- Stated exercise: Hunt for the word "price" across the entries below, copying each line that holds it.

— BEGIN Records for the task —

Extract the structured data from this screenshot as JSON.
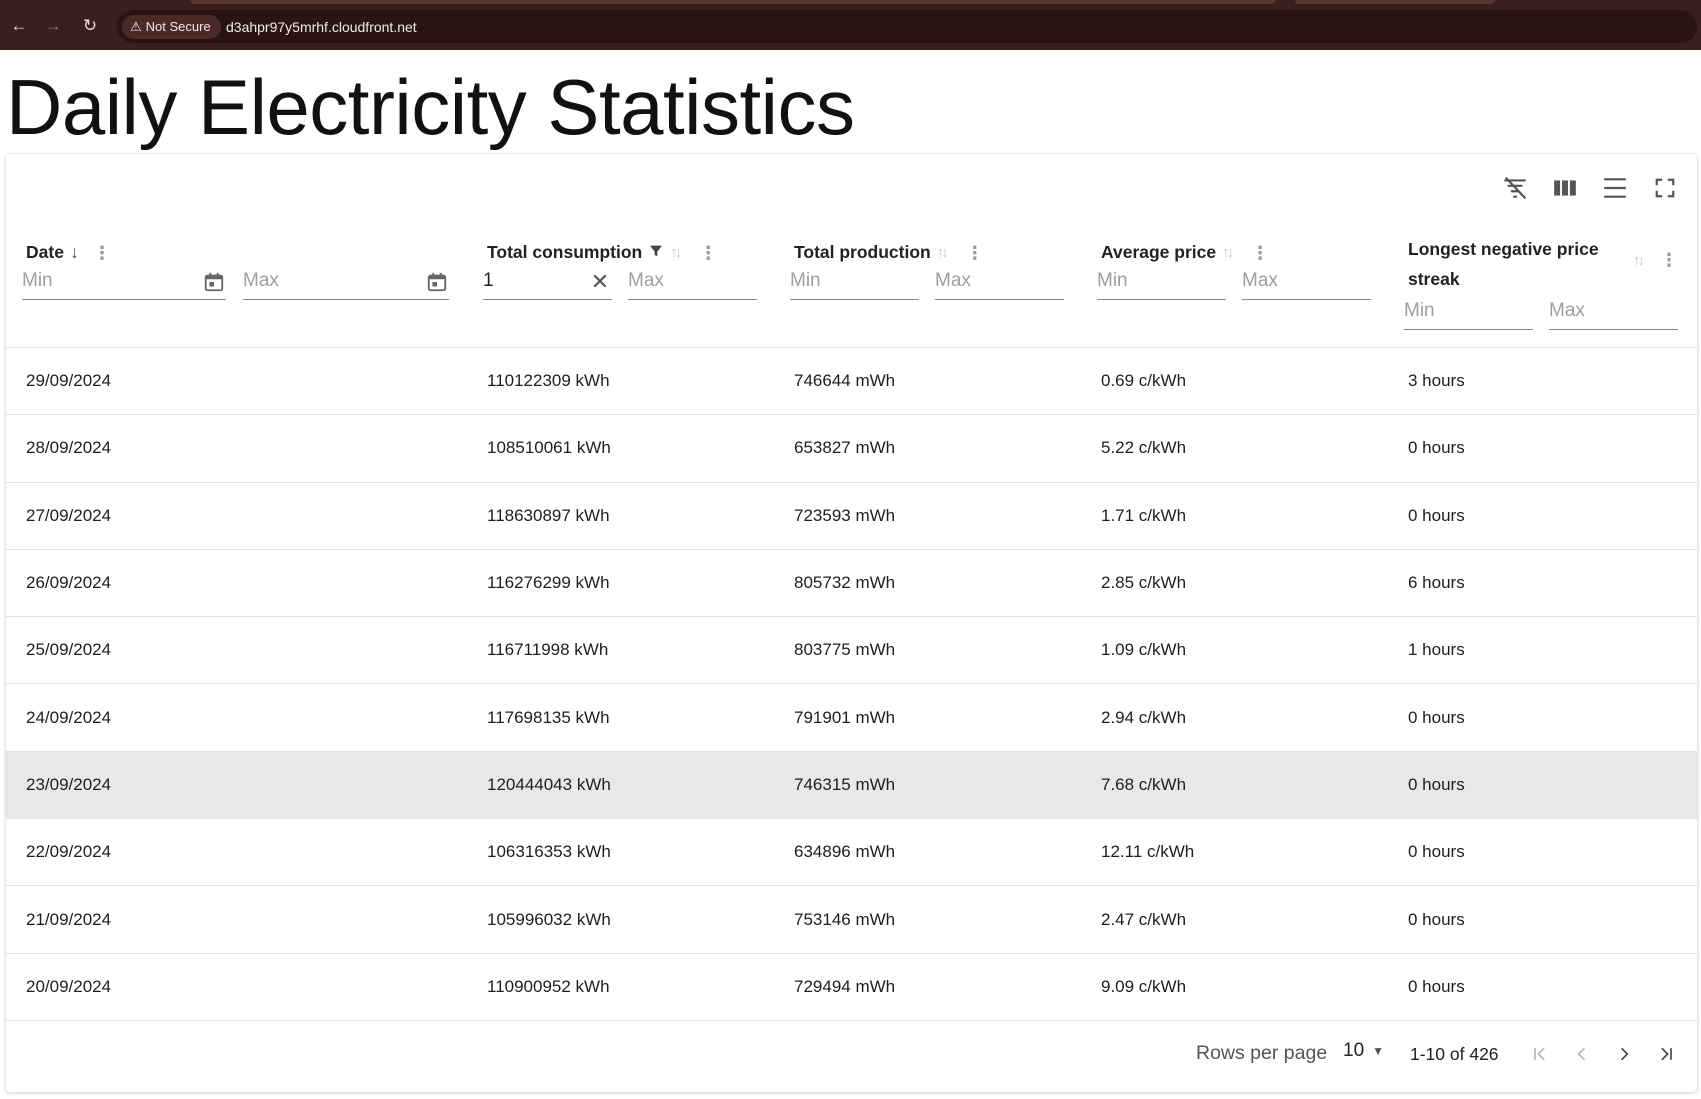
{
  "browser": {
    "security_label": "Not Secure",
    "url": "d3ahpr97y5mrhf.cloudfront.net"
  },
  "page": {
    "title": "Daily Electricity Statistics"
  },
  "table": {
    "columns": [
      {
        "label": "Date",
        "sort": "desc",
        "filter_min_placeholder": "Min",
        "filter_max_placeholder": "Max",
        "filter_min_value": "",
        "filter_max_value": ""
      },
      {
        "label": "Total consumption",
        "sort": "none",
        "filtered": true,
        "filter_min_placeholder": "Min",
        "filter_max_placeholder": "Max",
        "filter_min_value": "1",
        "filter_max_value": ""
      },
      {
        "label": "Total production",
        "sort": "none",
        "filter_min_placeholder": "Min",
        "filter_max_placeholder": "Max",
        "filter_min_value": "",
        "filter_max_value": ""
      },
      {
        "label": "Average price",
        "sort": "none",
        "filter_min_placeholder": "Min",
        "filter_max_placeholder": "Max",
        "filter_min_value": "",
        "filter_max_value": ""
      },
      {
        "label": "Longest negative price streak",
        "sort": "none",
        "filter_min_placeholder": "Min",
        "filter_max_placeholder": "Max",
        "filter_min_value": "",
        "filter_max_value": ""
      }
    ],
    "rows": [
      [
        "29/09/2024",
        "110122309 kWh",
        "746644 mWh",
        "0.69 c/kWh",
        "3 hours"
      ],
      [
        "28/09/2024",
        "108510061 kWh",
        "653827 mWh",
        "5.22 c/kWh",
        "0 hours"
      ],
      [
        "27/09/2024",
        "118630897 kWh",
        "723593 mWh",
        "1.71 c/kWh",
        "0 hours"
      ],
      [
        "26/09/2024",
        "116276299 kWh",
        "805732 mWh",
        "2.85 c/kWh",
        "6 hours"
      ],
      [
        "25/09/2024",
        "116711998 kWh",
        "803775 mWh",
        "1.09 c/kWh",
        "1 hours"
      ],
      [
        "24/09/2024",
        "117698135 kWh",
        "791901 mWh",
        "2.94 c/kWh",
        "0 hours"
      ],
      [
        "23/09/2024",
        "120444043 kWh",
        "746315 mWh",
        "7.68 c/kWh",
        "0 hours"
      ],
      [
        "22/09/2024",
        "106316353 kWh",
        "634896 mWh",
        "12.11 c/kWh",
        "0 hours"
      ],
      [
        "21/09/2024",
        "105996032 kWh",
        "753146 mWh",
        "2.47 c/kWh",
        "0 hours"
      ],
      [
        "20/09/2024",
        "110900952 kWh",
        "729494 mWh",
        "9.09 c/kWh",
        "0 hours"
      ]
    ],
    "highlighted_row_index": 6
  },
  "pagination": {
    "rows_per_page_label": "Rows per page",
    "rows_per_page_value": "10",
    "range_text": "1-10 of 426"
  },
  "icons": {
    "toolbar": [
      "filter-off-icon",
      "view-column-icon",
      "density-icon",
      "fullscreen-icon"
    ],
    "pager": [
      "first-page-icon",
      "prev-page-icon",
      "next-page-icon",
      "last-page-icon"
    ]
  }
}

— END Records for the task —

- Solved problem:
        "label": "Average price",
        "label": "Longest negative price streak",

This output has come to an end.